=== TASK GOAL ===
Copy the lines below word for word, keeping their order and every character unchanged.

━━━━━━━━━━━━━━━━

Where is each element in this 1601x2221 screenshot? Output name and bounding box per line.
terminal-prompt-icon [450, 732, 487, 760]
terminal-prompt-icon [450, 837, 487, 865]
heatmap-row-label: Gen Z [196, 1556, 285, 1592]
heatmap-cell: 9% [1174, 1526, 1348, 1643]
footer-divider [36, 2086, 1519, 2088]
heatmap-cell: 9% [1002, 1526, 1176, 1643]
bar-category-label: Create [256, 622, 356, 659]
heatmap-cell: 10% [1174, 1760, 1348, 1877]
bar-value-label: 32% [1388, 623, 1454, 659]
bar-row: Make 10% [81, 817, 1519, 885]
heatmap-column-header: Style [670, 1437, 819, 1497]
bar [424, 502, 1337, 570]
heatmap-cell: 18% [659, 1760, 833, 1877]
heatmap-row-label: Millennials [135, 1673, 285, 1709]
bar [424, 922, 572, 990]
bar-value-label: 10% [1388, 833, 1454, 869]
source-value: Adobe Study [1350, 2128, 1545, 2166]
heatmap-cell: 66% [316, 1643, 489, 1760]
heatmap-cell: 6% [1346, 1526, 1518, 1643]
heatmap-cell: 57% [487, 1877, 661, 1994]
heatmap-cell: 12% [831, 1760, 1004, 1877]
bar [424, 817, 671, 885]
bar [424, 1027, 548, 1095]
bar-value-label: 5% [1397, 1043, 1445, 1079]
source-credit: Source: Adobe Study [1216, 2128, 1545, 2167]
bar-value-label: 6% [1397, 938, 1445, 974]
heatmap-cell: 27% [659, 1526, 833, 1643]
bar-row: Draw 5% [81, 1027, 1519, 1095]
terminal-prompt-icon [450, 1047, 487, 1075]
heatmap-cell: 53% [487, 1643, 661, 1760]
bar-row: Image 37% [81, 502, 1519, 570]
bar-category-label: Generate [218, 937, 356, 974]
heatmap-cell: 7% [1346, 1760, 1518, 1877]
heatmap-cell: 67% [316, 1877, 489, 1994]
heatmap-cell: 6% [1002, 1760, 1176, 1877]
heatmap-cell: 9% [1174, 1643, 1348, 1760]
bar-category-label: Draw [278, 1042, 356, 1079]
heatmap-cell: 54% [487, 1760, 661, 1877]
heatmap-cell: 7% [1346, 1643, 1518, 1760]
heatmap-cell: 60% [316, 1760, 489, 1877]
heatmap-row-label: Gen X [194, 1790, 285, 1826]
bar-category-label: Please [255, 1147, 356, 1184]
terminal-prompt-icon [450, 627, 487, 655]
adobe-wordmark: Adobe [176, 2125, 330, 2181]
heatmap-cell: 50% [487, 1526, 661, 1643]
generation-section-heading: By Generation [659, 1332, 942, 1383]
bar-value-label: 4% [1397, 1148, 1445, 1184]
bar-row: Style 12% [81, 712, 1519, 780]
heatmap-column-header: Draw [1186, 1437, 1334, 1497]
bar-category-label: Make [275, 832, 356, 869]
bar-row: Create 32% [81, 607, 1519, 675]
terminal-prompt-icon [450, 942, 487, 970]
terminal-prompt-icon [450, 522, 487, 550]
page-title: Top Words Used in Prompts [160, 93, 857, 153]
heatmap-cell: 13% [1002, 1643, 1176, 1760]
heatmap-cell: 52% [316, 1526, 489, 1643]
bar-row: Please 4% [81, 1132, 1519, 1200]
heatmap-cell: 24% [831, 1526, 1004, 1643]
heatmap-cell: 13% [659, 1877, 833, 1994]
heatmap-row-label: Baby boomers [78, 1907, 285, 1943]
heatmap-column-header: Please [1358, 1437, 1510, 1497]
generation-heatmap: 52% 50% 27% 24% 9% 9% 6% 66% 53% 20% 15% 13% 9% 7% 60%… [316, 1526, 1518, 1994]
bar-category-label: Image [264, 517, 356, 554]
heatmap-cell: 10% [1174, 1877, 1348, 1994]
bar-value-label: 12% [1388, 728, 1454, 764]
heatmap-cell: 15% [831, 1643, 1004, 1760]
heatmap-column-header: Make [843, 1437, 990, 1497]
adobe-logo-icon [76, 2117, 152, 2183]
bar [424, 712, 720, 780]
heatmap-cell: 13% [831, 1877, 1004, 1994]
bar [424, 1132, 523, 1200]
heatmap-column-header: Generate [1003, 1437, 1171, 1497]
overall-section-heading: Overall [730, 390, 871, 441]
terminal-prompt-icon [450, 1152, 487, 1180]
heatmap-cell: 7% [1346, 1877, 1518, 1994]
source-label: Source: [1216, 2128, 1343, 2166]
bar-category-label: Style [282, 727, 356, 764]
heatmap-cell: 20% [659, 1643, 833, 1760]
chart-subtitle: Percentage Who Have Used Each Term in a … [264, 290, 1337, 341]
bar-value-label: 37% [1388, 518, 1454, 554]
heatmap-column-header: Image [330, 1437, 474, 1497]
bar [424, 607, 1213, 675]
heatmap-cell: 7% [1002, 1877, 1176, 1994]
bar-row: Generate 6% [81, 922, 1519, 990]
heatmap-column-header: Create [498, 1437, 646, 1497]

━━━━━━━━━━━━━━━━

=== TASK ANSWER ===
Where is each element in this 1601x2221 screenshot? Output name and bounding box per line.
terminal-prompt-icon [450, 732, 487, 760]
terminal-prompt-icon [450, 837, 487, 865]
heatmap-row-label: Gen Z [196, 1556, 285, 1592]
heatmap-cell: 9% [1174, 1526, 1348, 1643]
footer-divider [36, 2086, 1519, 2088]
heatmap-cell: 9% [1002, 1526, 1176, 1643]
bar-category-label: Create [256, 622, 356, 659]
heatmap-cell: 10% [1174, 1760, 1348, 1877]
bar-value-label: 32% [1388, 623, 1454, 659]
bar-row: Make 10% [81, 817, 1519, 885]
heatmap-column-header: Style [670, 1437, 819, 1497]
bar [424, 502, 1337, 570]
heatmap-cell: 18% [659, 1760, 833, 1877]
heatmap-row-label: Millennials [135, 1673, 285, 1709]
bar [424, 922, 572, 990]
bar-value-label: 10% [1388, 833, 1454, 869]
source-value: Adobe Study [1350, 2128, 1545, 2166]
heatmap-cell: 66% [316, 1643, 489, 1760]
heatmap-cell: 6% [1346, 1526, 1518, 1643]
heatmap-cell: 57% [487, 1877, 661, 1994]
heatmap-cell: 12% [831, 1760, 1004, 1877]
bar [424, 817, 671, 885]
bar [424, 1027, 548, 1095]
bar-value-label: 5% [1397, 1043, 1445, 1079]
source-credit: Source: Adobe Study [1216, 2128, 1545, 2167]
bar-value-label: 6% [1397, 938, 1445, 974]
heatmap-cell: 27% [659, 1526, 833, 1643]
bar-row: Draw 5% [81, 1027, 1519, 1095]
terminal-prompt-icon [450, 1047, 487, 1075]
heatmap-cell: 53% [487, 1643, 661, 1760]
bar-row: Image 37% [81, 502, 1519, 570]
bar-category-label: Generate [218, 937, 356, 974]
heatmap-cell: 7% [1346, 1760, 1518, 1877]
heatmap-cell: 67% [316, 1877, 489, 1994]
heatmap-cell: 6% [1002, 1760, 1176, 1877]
heatmap-cell: 9% [1174, 1643, 1348, 1760]
bar-category-label: Draw [278, 1042, 356, 1079]
heatmap-cell: 54% [487, 1760, 661, 1877]
heatmap-cell: 7% [1346, 1643, 1518, 1760]
heatmap-cell: 60% [316, 1760, 489, 1877]
heatmap-row-label: Gen X [194, 1790, 285, 1826]
bar-category-label: Please [255, 1147, 356, 1184]
terminal-prompt-icon [450, 627, 487, 655]
adobe-wordmark: Adobe [176, 2125, 330, 2181]
heatmap-cell: 50% [487, 1526, 661, 1643]
generation-section-heading: By Generation [659, 1332, 942, 1383]
bar-value-label: 4% [1397, 1148, 1445, 1184]
bar-row: Style 12% [81, 712, 1519, 780]
heatmap-column-header: Draw [1186, 1437, 1334, 1497]
bar-category-label: Make [275, 832, 356, 869]
bar-row: Create 32% [81, 607, 1519, 675]
terminal-prompt-icon [450, 942, 487, 970]
terminal-prompt-icon [450, 522, 487, 550]
page-title: Top Words Used in Prompts [160, 93, 857, 153]
heatmap-cell: 13% [1002, 1643, 1176, 1760]
heatmap-cell: 52% [316, 1526, 489, 1643]
bar-row: Please 4% [81, 1132, 1519, 1200]
heatmap-cell: 24% [831, 1526, 1004, 1643]
heatmap-cell: 13% [659, 1877, 833, 1994]
heatmap-row-label: Baby boomers [78, 1907, 285, 1943]
heatmap-column-header: Please [1358, 1437, 1510, 1497]
generation-heatmap: 52% 50% 27% 24% 9% 9% 6% 66% 53% 20% 15% 13% 9% 7% 60%… [316, 1526, 1518, 1994]
bar-category-label: Image [264, 517, 356, 554]
heatmap-cell: 10% [1174, 1877, 1348, 1994]
bar-value-label: 12% [1388, 728, 1454, 764]
heatmap-cell: 15% [831, 1643, 1004, 1760]
heatmap-column-header: Make [843, 1437, 990, 1497]
adobe-logo-icon [76, 2117, 152, 2183]
bar [424, 712, 720, 780]
heatmap-cell: 13% [831, 1877, 1004, 1994]
bar [424, 1132, 523, 1200]
heatmap-column-header: Generate [1003, 1437, 1171, 1497]
overall-section-heading: Overall [730, 390, 871, 441]
terminal-prompt-icon [450, 1152, 487, 1180]
heatmap-cell: 7% [1346, 1877, 1518, 1994]
source-label: Source: [1216, 2128, 1343, 2166]
bar-category-label: Style [282, 727, 356, 764]
heatmap-cell: 20% [659, 1643, 833, 1760]
chart-subtitle: Percentage Who Have Used Each Term in a … [264, 290, 1337, 341]
bar-value-label: 37% [1388, 518, 1454, 554]
heatmap-column-header: Image [330, 1437, 474, 1497]
bar [424, 607, 1213, 675]
heatmap-cell: 7% [1002, 1877, 1176, 1994]
bar-row: Generate 6% [81, 922, 1519, 990]
heatmap-column-header: Create [498, 1437, 646, 1497]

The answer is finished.